* begin *

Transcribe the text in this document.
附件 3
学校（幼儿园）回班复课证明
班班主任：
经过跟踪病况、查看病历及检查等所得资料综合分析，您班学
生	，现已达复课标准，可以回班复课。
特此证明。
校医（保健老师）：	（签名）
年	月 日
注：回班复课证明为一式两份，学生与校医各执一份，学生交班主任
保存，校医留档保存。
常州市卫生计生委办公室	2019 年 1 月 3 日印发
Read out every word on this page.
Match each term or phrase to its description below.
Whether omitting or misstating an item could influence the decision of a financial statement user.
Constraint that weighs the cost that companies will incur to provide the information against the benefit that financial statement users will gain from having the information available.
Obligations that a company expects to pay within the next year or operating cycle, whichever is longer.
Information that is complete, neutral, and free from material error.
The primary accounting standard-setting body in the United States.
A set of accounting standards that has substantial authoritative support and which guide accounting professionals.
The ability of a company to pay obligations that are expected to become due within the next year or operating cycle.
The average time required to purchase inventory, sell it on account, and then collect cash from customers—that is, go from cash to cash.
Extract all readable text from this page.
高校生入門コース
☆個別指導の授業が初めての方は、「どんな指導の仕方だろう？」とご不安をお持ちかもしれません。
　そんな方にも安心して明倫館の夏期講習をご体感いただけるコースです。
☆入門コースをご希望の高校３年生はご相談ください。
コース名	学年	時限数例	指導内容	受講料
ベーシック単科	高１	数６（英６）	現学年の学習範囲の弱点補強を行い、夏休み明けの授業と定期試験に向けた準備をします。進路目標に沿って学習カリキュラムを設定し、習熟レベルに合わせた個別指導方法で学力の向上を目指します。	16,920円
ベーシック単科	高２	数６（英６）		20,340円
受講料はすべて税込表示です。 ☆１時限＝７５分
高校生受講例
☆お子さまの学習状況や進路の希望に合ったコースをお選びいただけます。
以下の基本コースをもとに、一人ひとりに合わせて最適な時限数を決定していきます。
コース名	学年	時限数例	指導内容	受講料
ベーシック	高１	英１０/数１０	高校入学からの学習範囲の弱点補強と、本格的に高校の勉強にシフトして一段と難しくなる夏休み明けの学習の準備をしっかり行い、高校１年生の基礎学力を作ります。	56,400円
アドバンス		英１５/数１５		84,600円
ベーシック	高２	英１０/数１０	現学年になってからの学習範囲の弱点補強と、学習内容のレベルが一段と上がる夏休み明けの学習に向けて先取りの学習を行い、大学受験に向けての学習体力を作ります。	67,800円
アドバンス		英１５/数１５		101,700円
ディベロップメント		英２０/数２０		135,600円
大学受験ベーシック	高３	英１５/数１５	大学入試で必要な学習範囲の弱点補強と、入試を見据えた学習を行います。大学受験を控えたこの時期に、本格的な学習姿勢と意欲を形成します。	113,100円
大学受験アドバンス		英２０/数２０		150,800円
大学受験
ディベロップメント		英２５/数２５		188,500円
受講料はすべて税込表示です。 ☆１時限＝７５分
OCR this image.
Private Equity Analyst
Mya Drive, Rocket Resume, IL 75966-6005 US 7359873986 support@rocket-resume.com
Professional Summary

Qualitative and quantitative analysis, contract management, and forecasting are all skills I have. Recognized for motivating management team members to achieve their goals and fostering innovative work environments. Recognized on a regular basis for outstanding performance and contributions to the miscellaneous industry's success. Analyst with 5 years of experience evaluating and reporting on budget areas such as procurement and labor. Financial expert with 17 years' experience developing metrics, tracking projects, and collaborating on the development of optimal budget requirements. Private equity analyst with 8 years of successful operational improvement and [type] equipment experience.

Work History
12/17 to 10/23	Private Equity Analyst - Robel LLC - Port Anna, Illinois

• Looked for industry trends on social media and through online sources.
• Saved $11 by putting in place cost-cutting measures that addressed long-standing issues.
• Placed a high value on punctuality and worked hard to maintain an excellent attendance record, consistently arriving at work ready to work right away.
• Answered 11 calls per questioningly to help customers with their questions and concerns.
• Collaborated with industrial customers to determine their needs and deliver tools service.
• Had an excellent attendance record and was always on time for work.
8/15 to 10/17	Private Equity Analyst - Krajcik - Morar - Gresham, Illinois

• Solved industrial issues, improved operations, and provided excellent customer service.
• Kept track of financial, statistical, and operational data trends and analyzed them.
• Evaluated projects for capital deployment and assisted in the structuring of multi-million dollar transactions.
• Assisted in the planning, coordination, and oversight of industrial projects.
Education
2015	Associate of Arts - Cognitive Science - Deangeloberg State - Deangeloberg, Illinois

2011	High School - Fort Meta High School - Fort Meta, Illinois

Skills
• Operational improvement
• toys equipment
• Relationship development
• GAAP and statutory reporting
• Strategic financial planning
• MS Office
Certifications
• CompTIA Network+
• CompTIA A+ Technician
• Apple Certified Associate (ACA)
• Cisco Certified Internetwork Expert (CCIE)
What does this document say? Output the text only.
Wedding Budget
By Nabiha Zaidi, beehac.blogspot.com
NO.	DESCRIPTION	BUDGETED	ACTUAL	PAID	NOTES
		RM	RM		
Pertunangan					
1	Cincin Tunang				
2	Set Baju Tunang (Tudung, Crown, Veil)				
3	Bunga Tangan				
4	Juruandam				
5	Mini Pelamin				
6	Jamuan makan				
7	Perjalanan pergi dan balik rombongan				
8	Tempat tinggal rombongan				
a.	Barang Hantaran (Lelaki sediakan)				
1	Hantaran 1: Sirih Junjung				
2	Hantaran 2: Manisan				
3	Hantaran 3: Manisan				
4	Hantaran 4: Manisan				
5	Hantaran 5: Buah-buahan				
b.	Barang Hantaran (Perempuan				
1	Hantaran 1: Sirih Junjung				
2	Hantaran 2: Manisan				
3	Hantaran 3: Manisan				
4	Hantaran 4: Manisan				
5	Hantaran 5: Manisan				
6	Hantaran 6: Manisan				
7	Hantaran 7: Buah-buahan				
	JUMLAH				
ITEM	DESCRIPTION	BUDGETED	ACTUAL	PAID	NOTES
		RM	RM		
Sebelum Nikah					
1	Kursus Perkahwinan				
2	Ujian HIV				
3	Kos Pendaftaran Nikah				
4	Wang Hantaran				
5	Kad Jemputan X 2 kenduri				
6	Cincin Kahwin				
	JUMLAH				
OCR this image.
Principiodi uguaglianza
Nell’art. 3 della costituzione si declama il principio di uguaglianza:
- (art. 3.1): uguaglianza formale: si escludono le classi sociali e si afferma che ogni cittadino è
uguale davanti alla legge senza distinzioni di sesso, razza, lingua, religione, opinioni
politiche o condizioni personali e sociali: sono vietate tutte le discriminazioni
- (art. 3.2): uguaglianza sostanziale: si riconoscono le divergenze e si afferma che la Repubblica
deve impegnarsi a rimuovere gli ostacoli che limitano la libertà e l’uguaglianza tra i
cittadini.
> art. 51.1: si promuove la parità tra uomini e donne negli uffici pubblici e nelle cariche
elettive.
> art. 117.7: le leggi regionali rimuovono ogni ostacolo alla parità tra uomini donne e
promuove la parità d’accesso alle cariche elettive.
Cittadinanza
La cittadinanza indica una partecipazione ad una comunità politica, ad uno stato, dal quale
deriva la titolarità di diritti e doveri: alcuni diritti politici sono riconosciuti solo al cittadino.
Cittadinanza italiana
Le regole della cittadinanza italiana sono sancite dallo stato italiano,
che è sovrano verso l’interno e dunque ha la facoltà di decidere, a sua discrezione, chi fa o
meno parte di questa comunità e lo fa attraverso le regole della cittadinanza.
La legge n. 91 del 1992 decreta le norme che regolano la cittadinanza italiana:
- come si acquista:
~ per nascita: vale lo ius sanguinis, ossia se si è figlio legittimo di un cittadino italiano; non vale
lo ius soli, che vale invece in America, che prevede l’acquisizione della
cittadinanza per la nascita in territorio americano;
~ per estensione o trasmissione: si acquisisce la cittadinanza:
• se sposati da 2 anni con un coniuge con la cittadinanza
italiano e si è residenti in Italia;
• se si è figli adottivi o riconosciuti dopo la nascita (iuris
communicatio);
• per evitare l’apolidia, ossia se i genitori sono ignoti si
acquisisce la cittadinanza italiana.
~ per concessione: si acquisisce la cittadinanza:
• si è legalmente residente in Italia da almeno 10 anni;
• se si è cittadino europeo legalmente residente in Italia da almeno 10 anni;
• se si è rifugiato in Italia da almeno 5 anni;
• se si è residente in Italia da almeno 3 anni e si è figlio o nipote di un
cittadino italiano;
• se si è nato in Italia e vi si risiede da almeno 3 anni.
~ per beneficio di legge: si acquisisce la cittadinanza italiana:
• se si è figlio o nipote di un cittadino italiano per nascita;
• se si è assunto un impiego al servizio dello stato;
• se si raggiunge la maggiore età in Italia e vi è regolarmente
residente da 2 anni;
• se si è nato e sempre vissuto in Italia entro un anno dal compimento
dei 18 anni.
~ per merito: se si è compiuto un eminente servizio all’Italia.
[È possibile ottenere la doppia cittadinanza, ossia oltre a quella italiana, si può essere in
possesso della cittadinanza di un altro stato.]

* end *

Identify the lines that hold the word "Associate". Copy every one of them.

2015	Associate of Arts - Cognitive Science - Deangeloberg State - Deangeloberg, Illinois
• Apple Certified Associate (ACA)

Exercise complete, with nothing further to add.